Repeat the whole listing exactly.

DATASET |
## Begin

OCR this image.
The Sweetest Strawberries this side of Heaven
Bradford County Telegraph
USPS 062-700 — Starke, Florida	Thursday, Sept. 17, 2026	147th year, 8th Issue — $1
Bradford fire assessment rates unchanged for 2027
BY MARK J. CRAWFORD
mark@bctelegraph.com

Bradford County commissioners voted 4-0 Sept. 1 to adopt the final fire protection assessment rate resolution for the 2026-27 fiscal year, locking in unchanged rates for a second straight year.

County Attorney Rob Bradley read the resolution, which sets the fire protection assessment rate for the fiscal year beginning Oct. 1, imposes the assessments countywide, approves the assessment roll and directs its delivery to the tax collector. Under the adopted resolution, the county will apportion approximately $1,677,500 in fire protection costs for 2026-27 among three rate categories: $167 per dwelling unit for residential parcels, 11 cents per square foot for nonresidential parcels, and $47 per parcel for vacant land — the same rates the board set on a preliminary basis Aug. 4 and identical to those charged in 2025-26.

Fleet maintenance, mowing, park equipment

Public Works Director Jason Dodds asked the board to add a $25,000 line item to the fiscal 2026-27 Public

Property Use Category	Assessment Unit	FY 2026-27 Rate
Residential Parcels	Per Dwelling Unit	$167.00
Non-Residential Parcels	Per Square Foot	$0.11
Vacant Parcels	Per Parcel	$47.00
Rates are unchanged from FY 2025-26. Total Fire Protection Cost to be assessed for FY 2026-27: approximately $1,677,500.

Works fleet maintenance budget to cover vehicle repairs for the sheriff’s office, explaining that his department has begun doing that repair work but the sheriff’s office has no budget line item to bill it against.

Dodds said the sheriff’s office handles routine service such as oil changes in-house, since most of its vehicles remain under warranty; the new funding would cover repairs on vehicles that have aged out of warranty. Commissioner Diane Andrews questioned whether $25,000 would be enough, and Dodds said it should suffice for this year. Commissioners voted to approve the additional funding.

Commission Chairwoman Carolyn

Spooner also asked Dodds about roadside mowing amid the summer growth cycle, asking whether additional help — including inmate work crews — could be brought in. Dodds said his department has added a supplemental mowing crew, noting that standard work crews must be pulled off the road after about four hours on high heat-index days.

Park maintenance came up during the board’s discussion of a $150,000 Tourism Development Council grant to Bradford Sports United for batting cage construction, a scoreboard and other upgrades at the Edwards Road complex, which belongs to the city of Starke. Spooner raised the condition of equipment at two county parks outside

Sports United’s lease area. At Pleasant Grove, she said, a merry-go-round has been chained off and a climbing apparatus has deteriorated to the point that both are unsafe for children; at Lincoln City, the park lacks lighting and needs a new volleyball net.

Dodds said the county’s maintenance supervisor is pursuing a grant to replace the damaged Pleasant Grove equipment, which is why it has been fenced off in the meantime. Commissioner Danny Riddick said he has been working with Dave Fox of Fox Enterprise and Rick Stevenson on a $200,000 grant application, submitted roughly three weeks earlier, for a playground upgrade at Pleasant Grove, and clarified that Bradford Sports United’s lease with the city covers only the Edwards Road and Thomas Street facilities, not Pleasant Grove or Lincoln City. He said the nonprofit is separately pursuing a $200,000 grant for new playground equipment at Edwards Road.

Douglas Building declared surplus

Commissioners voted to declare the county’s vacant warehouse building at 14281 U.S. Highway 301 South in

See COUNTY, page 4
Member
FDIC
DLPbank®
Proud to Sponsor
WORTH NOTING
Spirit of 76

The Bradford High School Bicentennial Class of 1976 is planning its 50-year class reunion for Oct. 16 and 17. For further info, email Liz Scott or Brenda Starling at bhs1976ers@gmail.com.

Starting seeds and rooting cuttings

## End

ANSWER TO THE EXERCISE |
OCR this image.
The Sweetest Strawberries this side of Heaven
Bradford County Telegraph
USPS 062-700 — Starke, Florida	Thursday, Sept. 17, 2026	147th year, 8th Issue — $1
Bradford fire assessment rates unchanged for 2027
BY MARK J. CRAWFORD
mark@bctelegraph.com

Bradford County commissioners voted 4-0 Sept. 1 to adopt the final fire protection assessment rate resolution for the 2026-27 fiscal year, locking in unchanged rates for a second straight year.

County Attorney Rob Bradley read the resolution, which sets the fire protection assessment rate for the fiscal year beginning Oct. 1, imposes the assessments countywide, approves the assessment roll and directs its delivery to the tax collector. Under the adopted resolution, the county will apportion approximately $1,677,500 in fire protection costs for 2026-27 among three rate categories: $167 per dwelling unit for residential parcels, 11 cents per square foot for nonresidential parcels, and $47 per parcel for vacant land — the same rates the board set on a preliminary basis Aug. 4 and identical to those charged in 2025-26.

Fleet maintenance, mowing, park equipment

Public Works Director Jason Dodds asked the board to add a $25,000 line item to the fiscal 2026-27 Public

Property Use Category	Assessment Unit	FY 2026-27 Rate
Residential Parcels	Per Dwelling Unit	$167.00
Non-Residential Parcels	Per Square Foot	$0.11
Vacant Parcels	Per Parcel	$47.00
Rates are unchanged from FY 2025-26. Total Fire Protection Cost to be assessed for FY 2026-27: approximately $1,677,500.

Works fleet maintenance budget to cover vehicle repairs for the sheriff’s office, explaining that his department has begun doing that repair work but the sheriff’s office has no budget line item to bill it against.

Dodds said the sheriff’s office handles routine service such as oil changes in-house, since most of its vehicles remain under warranty; the new funding would cover repairs on vehicles that have aged out of warranty. Commissioner Diane Andrews questioned whether $25,000 would be enough, and Dodds said it should suffice for this year. Commissioners voted to approve the additional funding.

Commission Chairwoman Carolyn

Spooner also asked Dodds about roadside mowing amid the summer growth cycle, asking whether additional help — including inmate work crews — could be brought in. Dodds said his department has added a supplemental mowing crew, noting that standard work crews must be pulled off the road after about four hours on high heat-index days.

Park maintenance came up during the board’s discussion of a $150,000 Tourism Development Council grant to Bradford Sports United for batting cage construction, a scoreboard and other upgrades at the Edwards Road complex, which belongs to the city of Starke. Spooner raised the condition of equipment at two county parks outside

Sports United’s lease area. At Pleasant Grove, she said, a merry-go-round has been chained off and a climbing apparatus has deteriorated to the point that both are unsafe for children; at Lincoln City, the park lacks lighting and needs a new volleyball net.

Dodds said the county’s maintenance supervisor is pursuing a grant to replace the damaged Pleasant Grove equipment, which is why it has been fenced off in the meantime. Commissioner Danny Riddick said he has been working with Dave Fox of Fox Enterprise and Rick Stevenson on a $200,000 grant application, submitted roughly three weeks earlier, for a playground upgrade at Pleasant Grove, and clarified that Bradford Sports United’s lease with the city covers only the Edwards Road and Thomas Street facilities, not Pleasant Grove or Lincoln City. He said the nonprofit is separately pursuing a $200,000 grant for new playground equipment at Edwards Road.

Douglas Building declared surplus

Commissioners voted to declare the county’s vacant warehouse building at 14281 U.S. Highway 301 South in

See COUNTY, page 4
Member
FDIC
DLPbank®
Proud to Sponsor
WORTH NOTING
Spirit of 76

The Bradford High School Bicentennial Class of 1976 is planning its 50-year class reunion for Oct. 16 and 17. For further info, email Liz Scott or Brenda Starling at bhs1976ers@gmail.com.

Starting seeds and rooting cuttings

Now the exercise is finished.